▶ _WHAT THE TASK REQUIRES_
Determine which lines contain the word "frac", then copy those lines.

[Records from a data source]
------------------------
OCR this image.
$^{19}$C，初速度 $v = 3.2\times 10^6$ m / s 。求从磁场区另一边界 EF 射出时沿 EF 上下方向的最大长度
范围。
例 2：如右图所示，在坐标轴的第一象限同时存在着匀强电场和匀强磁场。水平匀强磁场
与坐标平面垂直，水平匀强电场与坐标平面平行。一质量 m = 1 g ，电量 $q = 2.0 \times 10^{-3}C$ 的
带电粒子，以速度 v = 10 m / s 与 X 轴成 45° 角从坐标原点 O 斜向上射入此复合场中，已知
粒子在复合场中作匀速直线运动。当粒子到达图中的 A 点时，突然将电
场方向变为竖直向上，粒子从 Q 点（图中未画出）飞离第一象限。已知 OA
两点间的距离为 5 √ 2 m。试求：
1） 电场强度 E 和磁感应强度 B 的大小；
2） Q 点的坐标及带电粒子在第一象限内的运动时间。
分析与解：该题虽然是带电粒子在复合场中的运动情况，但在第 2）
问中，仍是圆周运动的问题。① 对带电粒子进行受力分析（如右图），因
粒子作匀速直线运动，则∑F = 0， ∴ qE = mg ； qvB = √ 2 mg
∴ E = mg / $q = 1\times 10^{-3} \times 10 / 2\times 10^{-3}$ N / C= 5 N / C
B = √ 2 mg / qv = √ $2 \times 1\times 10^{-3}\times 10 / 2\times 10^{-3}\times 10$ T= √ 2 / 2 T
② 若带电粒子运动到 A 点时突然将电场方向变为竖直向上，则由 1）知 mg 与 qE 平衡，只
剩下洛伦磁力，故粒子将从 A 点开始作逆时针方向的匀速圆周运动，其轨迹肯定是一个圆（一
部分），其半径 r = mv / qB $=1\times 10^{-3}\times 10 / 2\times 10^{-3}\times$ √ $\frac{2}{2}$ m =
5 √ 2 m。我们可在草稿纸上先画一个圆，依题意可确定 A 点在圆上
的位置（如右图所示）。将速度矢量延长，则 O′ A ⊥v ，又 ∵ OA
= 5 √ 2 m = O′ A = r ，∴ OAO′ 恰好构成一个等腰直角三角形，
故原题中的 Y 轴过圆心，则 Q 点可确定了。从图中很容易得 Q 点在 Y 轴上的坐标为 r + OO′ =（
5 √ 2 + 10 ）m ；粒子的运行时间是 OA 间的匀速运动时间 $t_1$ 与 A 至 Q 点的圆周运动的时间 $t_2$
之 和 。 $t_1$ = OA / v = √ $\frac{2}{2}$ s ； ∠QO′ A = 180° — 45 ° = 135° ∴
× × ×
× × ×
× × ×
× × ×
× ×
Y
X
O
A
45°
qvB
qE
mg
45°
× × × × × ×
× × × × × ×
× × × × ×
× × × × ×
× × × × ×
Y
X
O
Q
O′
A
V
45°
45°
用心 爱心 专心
------------------------
▶ _OUTPUT FOR THIS EXERCISE_
部分），其半径 r = mv / qB $=1\times 10^{-3}\times 10 / 2\times 10^{-3}\times$ √ $\frac{2}{2}$ m =
之 和 。 $t_1$ = OA / v = √ $\frac{2}{2}$ s ； ∠QO′ A = 180° — 45 ° = 135° ∴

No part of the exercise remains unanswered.